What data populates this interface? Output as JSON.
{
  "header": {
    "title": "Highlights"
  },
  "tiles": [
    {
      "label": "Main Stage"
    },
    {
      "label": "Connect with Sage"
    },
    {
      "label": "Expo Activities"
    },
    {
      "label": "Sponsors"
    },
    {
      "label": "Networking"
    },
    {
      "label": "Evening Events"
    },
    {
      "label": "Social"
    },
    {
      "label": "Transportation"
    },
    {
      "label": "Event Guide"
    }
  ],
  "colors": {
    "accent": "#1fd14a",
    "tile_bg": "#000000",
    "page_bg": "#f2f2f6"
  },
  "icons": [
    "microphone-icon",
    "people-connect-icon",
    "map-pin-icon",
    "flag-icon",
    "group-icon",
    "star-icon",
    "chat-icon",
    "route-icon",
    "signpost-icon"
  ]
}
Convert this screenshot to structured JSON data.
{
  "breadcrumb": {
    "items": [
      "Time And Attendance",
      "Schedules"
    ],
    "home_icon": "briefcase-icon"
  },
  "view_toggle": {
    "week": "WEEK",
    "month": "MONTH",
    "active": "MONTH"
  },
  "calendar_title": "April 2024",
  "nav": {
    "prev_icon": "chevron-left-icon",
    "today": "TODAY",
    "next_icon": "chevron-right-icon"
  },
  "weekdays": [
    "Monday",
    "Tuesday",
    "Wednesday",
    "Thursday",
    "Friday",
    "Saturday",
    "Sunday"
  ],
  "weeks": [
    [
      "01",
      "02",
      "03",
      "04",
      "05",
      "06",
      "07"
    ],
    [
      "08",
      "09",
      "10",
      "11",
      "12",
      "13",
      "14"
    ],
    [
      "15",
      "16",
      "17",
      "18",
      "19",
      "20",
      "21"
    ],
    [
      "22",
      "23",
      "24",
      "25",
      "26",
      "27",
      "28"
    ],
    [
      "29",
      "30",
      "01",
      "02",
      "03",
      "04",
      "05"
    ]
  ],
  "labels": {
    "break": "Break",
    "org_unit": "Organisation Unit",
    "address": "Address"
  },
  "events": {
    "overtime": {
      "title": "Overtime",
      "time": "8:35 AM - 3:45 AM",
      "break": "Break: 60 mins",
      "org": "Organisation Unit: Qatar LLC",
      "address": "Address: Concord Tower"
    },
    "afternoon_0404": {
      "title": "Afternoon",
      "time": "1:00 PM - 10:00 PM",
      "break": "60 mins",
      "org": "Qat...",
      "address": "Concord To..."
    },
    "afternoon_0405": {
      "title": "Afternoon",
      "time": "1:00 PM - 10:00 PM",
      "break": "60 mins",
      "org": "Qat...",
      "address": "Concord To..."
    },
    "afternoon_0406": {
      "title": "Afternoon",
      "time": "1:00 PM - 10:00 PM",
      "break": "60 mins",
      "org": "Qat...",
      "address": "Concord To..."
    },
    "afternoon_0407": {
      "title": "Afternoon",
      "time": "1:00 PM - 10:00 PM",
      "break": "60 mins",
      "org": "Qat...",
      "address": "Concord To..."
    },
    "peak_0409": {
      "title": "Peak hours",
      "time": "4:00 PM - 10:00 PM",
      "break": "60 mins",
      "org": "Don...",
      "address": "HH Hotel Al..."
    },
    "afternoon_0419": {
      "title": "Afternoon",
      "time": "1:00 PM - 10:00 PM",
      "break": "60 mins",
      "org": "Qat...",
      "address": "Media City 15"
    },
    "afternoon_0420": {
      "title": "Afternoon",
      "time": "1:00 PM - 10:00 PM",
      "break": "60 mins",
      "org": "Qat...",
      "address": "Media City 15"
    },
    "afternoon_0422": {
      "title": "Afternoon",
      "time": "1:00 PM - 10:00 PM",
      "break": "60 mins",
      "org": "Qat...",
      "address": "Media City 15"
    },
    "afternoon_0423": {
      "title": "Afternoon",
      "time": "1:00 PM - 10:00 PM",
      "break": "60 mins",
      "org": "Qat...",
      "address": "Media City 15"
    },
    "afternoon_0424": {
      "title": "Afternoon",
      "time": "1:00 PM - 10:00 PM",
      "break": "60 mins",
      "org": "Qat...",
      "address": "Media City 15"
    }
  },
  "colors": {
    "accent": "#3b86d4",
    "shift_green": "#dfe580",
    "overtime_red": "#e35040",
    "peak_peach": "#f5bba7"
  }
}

....

[What is required] Give back the data above exactly as it appears.

[Answer for this exercise]
What data populates this interface? Output as JSON.
{
  "header": {
    "title": "Highlights"
  },
  "tiles": [
    {
      "label": "Main Stage"
    },
    {
      "label": "Connect with Sage"
    },
    {
      "label": "Expo Activities"
    },
    {
      "label": "Sponsors"
    },
    {
      "label": "Networking"
    },
    {
      "label": "Evening Events"
    },
    {
      "label": "Social"
    },
    {
      "label": "Transportation"
    },
    {
      "label": "Event Guide"
    }
  ],
  "colors": {
    "accent": "#1fd14a",
    "tile_bg": "#000000",
    "page_bg": "#f2f2f6"
  },
  "icons": [
    "microphone-icon",
    "people-connect-icon",
    "map-pin-icon",
    "flag-icon",
    "group-icon",
    "star-icon",
    "chat-icon",
    "route-icon",
    "signpost-icon"
  ]
}
Convert this screenshot to structured JSON data.
{
  "breadcrumb": {
    "items": [
      "Time And Attendance",
      "Schedules"
    ],
    "home_icon": "briefcase-icon"
  },
  "view_toggle": {
    "week": "WEEK",
    "month": "MONTH",
    "active": "MONTH"
  },
  "calendar_title": "April 2024",
  "nav": {
    "prev_icon": "chevron-left-icon",
    "today": "TODAY",
    "next_icon": "chevron-right-icon"
  },
  "weekdays": [
    "Monday",
    "Tuesday",
    "Wednesday",
    "Thursday",
    "Friday",
    "Saturday",
    "Sunday"
  ],
  "weeks": [
    [
      "01",
      "02",
      "03",
      "04",
      "05",
      "06",
      "07"
    ],
    [
      "08",
      "09",
      "10",
      "11",
      "12",
      "13",
      "14"
    ],
    [
      "15",
      "16",
      "17",
      "18",
      "19",
      "20",
      "21"
    ],
    [
      "22",
      "23",
      "24",
      "25",
      "26",
      "27",
      "28"
    ],
    [
      "29",
      "30",
      "01",
      "02",
      "03",
      "04",
      "05"
    ]
  ],
  "labels": {
    "break": "Break",
    "org_unit": "Organisation Unit",
    "address": "Address"
  },
  "events": {
    "overtime": {
      "title": "Overtime",
      "time": "8:35 AM - 3:45 AM",
      "break": "Break: 60 mins",
      "org": "Organisation Unit: Qatar LLC",
      "address": "Address: Concord Tower"
    },
    "afternoon_0404": {
      "title": "Afternoon",
      "time": "1:00 PM - 10:00 PM",
      "break": "60 mins",
      "org": "Qat...",
      "address": "Concord To..."
    },
    "afternoon_0405": {
      "title": "Afternoon",
      "time": "1:00 PM - 10:00 PM",
      "break": "60 mins",
      "org": "Qat...",
      "address": "Concord To..."
    },
    "afternoon_0406": {
      "title": "Afternoon",
      "time": "1:00 PM - 10:00 PM",
      "break": "60 mins",
      "org": "Qat...",
      "address": "Concord To..."
    },
    "afternoon_0407": {
      "title": "Afternoon",
      "time": "1:00 PM - 10:00 PM",
      "break": "60 mins",
      "org": "Qat...",
      "address": "Concord To..."
    },
    "peak_0409": {
      "title": "Peak hours",
      "time": "4:00 PM - 10:00 PM",
      "break": "60 mins",
      "org": "Don...",
      "address": "HH Hotel Al..."
    },
    "afternoon_0419": {
      "title": "Afternoon",
      "time": "1:00 PM - 10:00 PM",
      "break": "60 mins",
      "org": "Qat...",
      "address": "Media City 15"
    },
    "afternoon_0420": {
      "title": "Afternoon",
      "time": "1:00 PM - 10:00 PM",
      "break": "60 mins",
      "org": "Qat...",
      "address": "Media City 15"
    },
    "afternoon_0422": {
      "title": "Afternoon",
      "time": "1:00 PM - 10:00 PM",
      "break": "60 mins",
      "org": "Qat...",
      "address": "Media City 15"
    },
    "afternoon_0423": {
      "title": "Afternoon",
      "time": "1:00 PM - 10:00 PM",
      "break": "60 mins",
      "org": "Qat...",
      "address": "Media City 15"
    },
    "afternoon_0424": {
      "title": "Afternoon",
      "time": "1:00 PM - 10:00 PM",
      "break": "60 mins",
      "org": "Qat...",
      "address": "Media City 15"
    }
  },
  "colors": {
    "accent": "#3b86d4",
    "shift_green": "#dfe580",
    "overtime_red": "#e35040",
    "peak_peach": "#f5bba7"
  }
}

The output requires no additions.